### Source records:
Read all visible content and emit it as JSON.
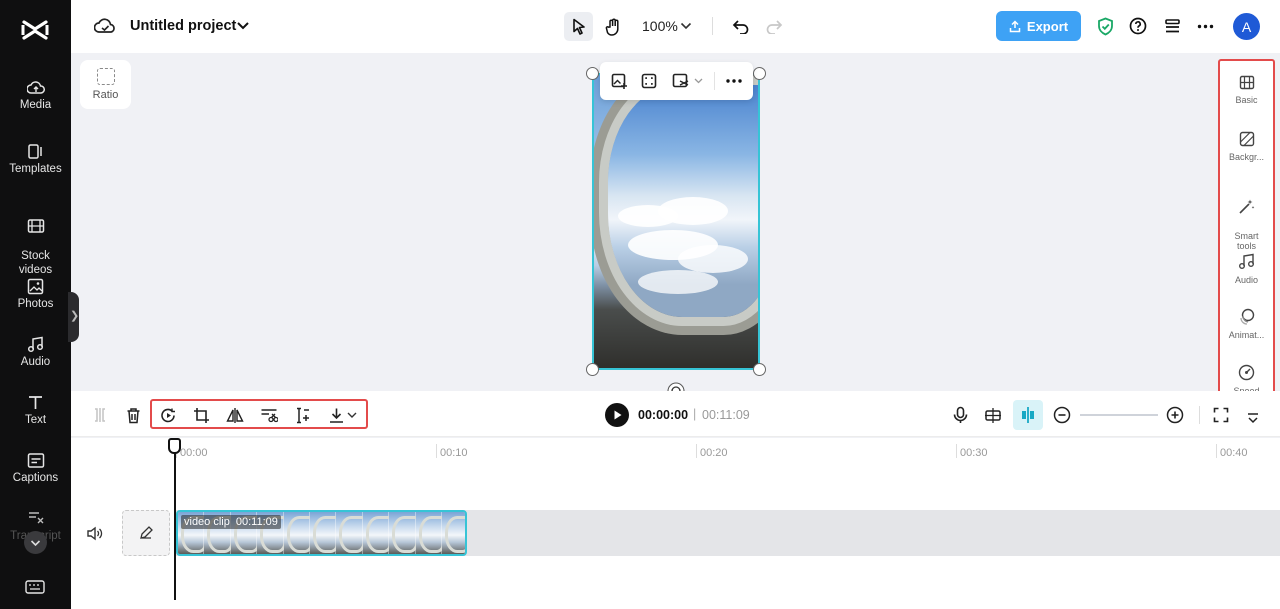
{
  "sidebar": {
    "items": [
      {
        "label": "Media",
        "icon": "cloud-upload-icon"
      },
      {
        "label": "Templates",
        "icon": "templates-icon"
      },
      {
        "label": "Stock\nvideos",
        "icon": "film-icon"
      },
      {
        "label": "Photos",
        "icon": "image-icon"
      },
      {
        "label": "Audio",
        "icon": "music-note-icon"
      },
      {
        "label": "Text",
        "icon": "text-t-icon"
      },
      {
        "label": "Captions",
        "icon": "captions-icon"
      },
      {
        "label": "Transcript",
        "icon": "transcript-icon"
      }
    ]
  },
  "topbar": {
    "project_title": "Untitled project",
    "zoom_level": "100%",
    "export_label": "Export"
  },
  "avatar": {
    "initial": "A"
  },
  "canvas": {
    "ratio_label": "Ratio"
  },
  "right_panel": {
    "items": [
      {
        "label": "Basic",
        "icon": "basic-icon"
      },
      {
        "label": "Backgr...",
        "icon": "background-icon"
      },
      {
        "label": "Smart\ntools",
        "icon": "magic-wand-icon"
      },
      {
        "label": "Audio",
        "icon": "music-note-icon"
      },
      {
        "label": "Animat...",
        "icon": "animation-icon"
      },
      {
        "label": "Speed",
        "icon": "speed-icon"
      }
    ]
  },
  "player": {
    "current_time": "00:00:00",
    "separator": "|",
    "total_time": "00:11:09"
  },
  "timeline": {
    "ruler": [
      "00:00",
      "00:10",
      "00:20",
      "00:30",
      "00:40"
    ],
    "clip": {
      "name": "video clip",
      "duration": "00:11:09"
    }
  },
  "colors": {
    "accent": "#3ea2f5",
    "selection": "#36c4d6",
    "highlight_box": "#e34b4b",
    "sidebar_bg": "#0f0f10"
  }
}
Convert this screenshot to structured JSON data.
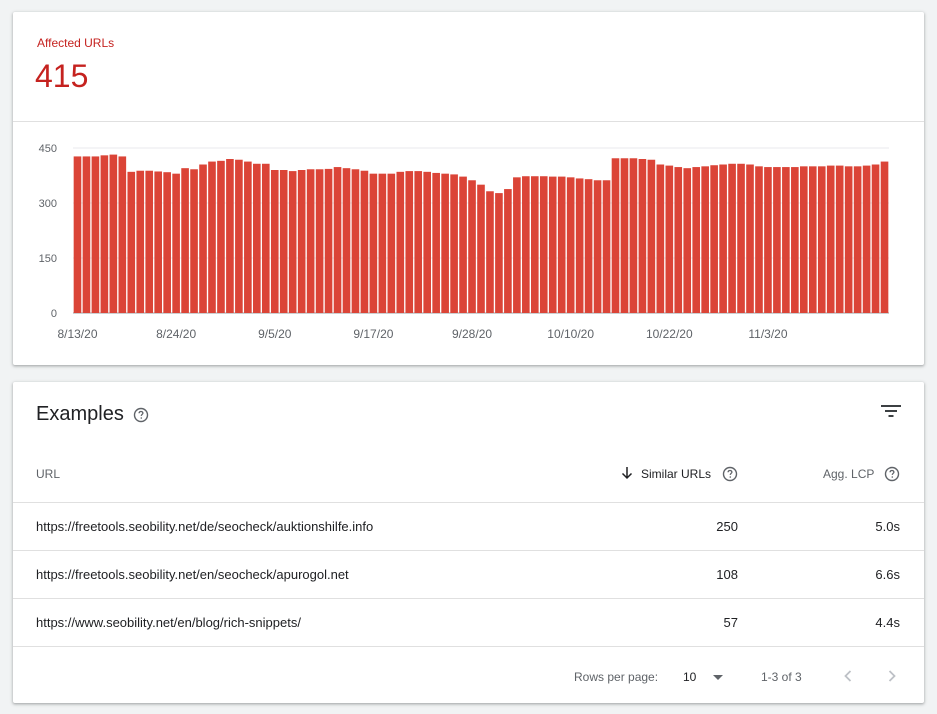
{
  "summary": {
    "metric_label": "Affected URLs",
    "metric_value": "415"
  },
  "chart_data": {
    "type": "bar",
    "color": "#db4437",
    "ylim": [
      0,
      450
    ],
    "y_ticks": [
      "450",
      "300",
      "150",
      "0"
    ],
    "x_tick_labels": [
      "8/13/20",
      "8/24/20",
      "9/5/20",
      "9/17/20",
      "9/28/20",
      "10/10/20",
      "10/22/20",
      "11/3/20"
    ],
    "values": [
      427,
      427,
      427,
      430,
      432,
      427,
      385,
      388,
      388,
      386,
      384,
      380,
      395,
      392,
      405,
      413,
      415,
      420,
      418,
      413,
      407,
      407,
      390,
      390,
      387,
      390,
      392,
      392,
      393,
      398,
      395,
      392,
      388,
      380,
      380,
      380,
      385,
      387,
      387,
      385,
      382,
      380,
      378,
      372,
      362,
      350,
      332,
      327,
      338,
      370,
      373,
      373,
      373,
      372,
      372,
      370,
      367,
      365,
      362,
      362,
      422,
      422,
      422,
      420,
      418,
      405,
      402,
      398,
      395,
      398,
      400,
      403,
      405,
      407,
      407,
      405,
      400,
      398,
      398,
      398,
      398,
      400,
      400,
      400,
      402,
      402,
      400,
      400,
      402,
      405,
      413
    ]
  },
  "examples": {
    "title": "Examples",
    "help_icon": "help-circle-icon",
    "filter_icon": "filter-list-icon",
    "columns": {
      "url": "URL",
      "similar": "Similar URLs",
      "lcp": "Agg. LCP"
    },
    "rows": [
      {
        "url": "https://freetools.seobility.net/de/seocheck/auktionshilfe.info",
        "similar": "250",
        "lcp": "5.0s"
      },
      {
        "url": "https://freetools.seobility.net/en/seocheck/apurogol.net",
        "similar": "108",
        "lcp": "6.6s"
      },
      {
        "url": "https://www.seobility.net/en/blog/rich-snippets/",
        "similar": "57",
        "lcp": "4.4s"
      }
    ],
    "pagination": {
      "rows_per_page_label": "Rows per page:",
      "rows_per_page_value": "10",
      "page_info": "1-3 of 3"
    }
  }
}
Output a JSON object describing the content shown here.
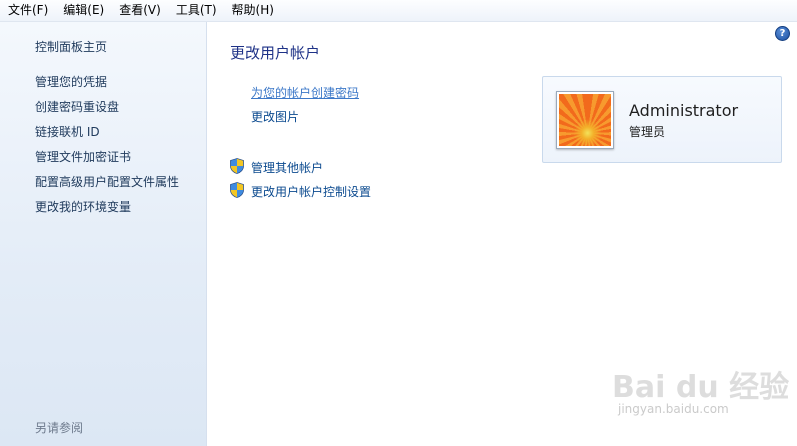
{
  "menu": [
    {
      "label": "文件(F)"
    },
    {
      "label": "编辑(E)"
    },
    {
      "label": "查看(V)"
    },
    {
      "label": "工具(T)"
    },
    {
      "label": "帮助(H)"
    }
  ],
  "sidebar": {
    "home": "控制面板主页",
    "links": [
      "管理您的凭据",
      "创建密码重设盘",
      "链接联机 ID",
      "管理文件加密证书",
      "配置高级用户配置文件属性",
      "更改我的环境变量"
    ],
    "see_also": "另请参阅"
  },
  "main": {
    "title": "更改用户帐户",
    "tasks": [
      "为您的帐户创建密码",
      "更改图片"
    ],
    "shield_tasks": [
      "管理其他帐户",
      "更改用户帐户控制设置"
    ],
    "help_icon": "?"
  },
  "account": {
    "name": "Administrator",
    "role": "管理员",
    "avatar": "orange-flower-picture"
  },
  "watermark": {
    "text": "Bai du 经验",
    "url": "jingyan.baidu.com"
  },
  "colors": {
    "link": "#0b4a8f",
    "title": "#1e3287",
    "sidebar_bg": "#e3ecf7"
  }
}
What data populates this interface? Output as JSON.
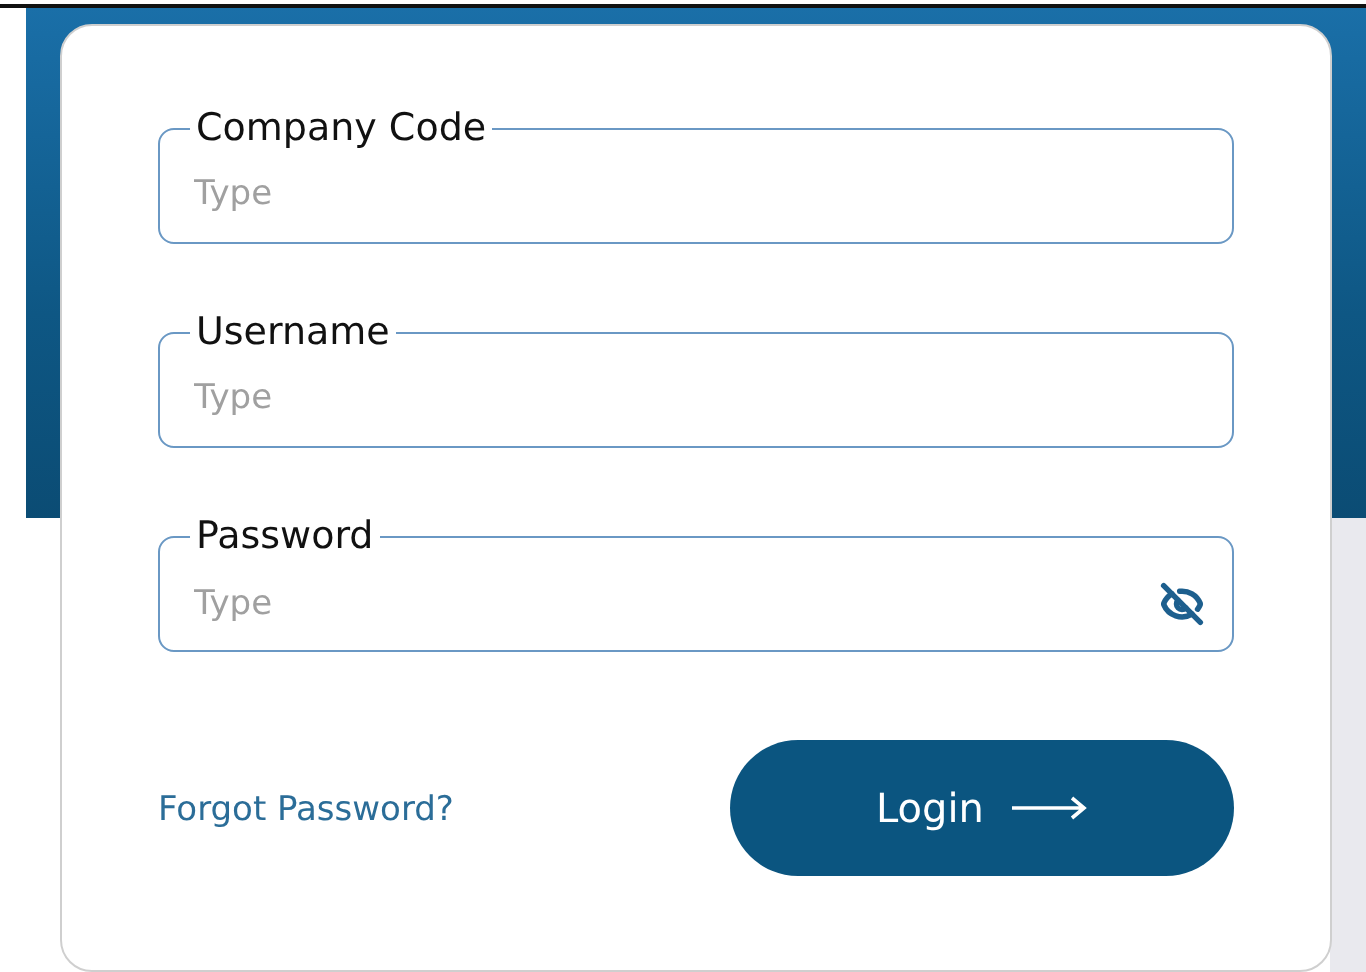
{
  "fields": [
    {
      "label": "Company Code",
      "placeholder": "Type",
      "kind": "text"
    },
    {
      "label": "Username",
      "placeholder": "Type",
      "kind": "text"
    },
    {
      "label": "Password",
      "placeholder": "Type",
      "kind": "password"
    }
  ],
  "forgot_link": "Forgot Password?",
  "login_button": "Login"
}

### Objective:
Leave out the pictures and print each record exactly as it stands.

### Answer:
Read all visible content and emit it as JSON.
{
  "sidebar": {
    "items": [
      {
        "label": "Media",
        "icon": "cloud-upload-icon"
      },
      {
        "label": "Templates",
        "icon": "templates-icon"
      },
      {
        "label": "Stock\nvideos",
        "icon": "film-icon"
      },
      {
        "label": "Photos",
        "icon": "image-icon"
      },
      {
        "label": "Audio",
        "icon": "music-note-icon"
      },
      {
        "label": "Text",
        "icon": "text-t-icon"
      },
      {
        "label": "Captions",
        "icon": "captions-icon"
      },
      {
        "label": "Transcript",
        "icon": "transcript-icon"
      }
    ]
  },
  "topbar": {
    "project_title": "Untitled project",
    "zoom_level": "100%",
    "export_label": "Export"
  },
  "avatar": {
    "initial": "A"
  },
  "canvas": {
    "ratio_label": "Ratio"
  },
  "right_panel": {
    "items": [
      {
        "label": "Basic",
        "icon": "basic-icon"
      },
      {
        "label": "Backgr...",
        "icon": "background-icon"
      },
      {
        "label": "Smart\ntools",
        "icon": "magic-wand-icon"
      },
      {
        "label": "Audio",
        "icon": "music-note-icon"
      },
      {
        "label": "Animat...",
        "icon": "animation-icon"
      },
      {
        "label": "Speed",
        "icon": "speed-icon"
      }
    ]
  },
  "player": {
    "current_time": "00:00:00",
    "separator": "|",
    "total_time": "00:11:09"
  },
  "timeline": {
    "ruler": [
      "00:00",
      "00:10",
      "00:20",
      "00:30",
      "00:40"
    ],
    "clip": {
      "name": "video clip",
      "duration": "00:11:09"
    }
  },
  "colors": {
    "accent": "#3ea2f5",
    "selection": "#36c4d6",
    "highlight_box": "#e34b4b",
    "sidebar_bg": "#0f0f10"
  }
}
Convert this screenshot to structured JSON data.
{
  "summary": {
    "metric_label": "Affected URLs",
    "metric_value": "415"
  },
  "chart_data": {
    "type": "bar",
    "color": "#db4437",
    "ylim": [
      0,
      450
    ],
    "y_ticks": [
      "450",
      "300",
      "150",
      "0"
    ],
    "x_tick_labels": [
      "8/13/20",
      "8/24/20",
      "9/5/20",
      "9/17/20",
      "9/28/20",
      "10/10/20",
      "10/22/20",
      "11/3/20"
    ],
    "values": [
      427,
      427,
      427,
      430,
      432,
      427,
      385,
      388,
      388,
      386,
      384,
      380,
      395,
      392,
      405,
      413,
      415,
      420,
      418,
      413,
      407,
      407,
      390,
      390,
      387,
      390,
      392,
      392,
      393,
      398,
      395,
      392,
      388,
      380,
      380,
      380,
      385,
      387,
      387,
      385,
      382,
      380,
      378,
      372,
      362,
      350,
      332,
      327,
      338,
      370,
      373,
      373,
      373,
      372,
      372,
      370,
      367,
      365,
      362,
      362,
      422,
      422,
      422,
      420,
      418,
      405,
      402,
      398,
      395,
      398,
      400,
      403,
      405,
      407,
      407,
      405,
      400,
      398,
      398,
      398,
      398,
      400,
      400,
      400,
      402,
      402,
      400,
      400,
      402,
      405,
      413
    ]
  },
  "examples": {
    "title": "Examples",
    "help_icon": "help-circle-icon",
    "filter_icon": "filter-list-icon",
    "columns": {
      "url": "URL",
      "similar": "Similar URLs",
      "lcp": "Agg. LCP"
    },
    "rows": [
      {
        "url": "https://freetools.seobility.net/de/seocheck/auktionshilfe.info",
        "similar": "250",
        "lcp": "5.0s"
      },
      {
        "url": "https://freetools.seobility.net/en/seocheck/apurogol.net",
        "similar": "108",
        "lcp": "6.6s"
      },
      {
        "url": "https://www.seobility.net/en/blog/rich-snippets/",
        "similar": "57",
        "lcp": "4.4s"
      }
    ],
    "pagination": {
      "rows_per_page_label": "Rows per page:",
      "rows_per_page_value": "10",
      "page_info": "1-3 of 3"
    }
  }
}
Output a JSON object describing the content shown here.
{
  "menu": [
    {
      "label": "文件(F)"
    },
    {
      "label": "编辑(E)"
    },
    {
      "label": "查看(V)"
    },
    {
      "label": "工具(T)"
    },
    {
      "label": "帮助(H)"
    }
  ],
  "sidebar": {
    "home": "控制面板主页",
    "links": [
      "管理您的凭据",
      "创建密码重设盘",
      "链接联机 ID",
      "管理文件加密证书",
      "配置高级用户配置文件属性",
      "更改我的环境变量"
    ],
    "see_also": "另请参阅"
  },
  "main": {
    "title": "更改用户帐户",
    "tasks": [
      "为您的帐户创建密码",
      "更改图片"
    ],
    "shield_tasks": [
      "管理其他帐户",
      "更改用户帐户控制设置"
    ],
    "help_icon": "?"
  },
  "account": {
    "name": "Administrator",
    "role": "管理员",
    "avatar": "orange-flower-picture"
  },
  "watermark": {
    "text": "Bai du 经验",
    "url": "jingyan.baidu.com"
  },
  "colors": {
    "link": "#0b4a8f",
    "title": "#1e3287",
    "sidebar_bg": "#e3ecf7"
  }
}
What data populates this interface? Output as JSON.
{
  "fields": [
    {
      "label": "Company Code",
      "placeholder": "Type",
      "kind": "text"
    },
    {
      "label": "Username",
      "placeholder": "Type",
      "kind": "text"
    },
    {
      "label": "Password",
      "placeholder": "Type",
      "kind": "password"
    }
  ],
  "forgot_link": "Forgot Password?",
  "login_button": "Login"
}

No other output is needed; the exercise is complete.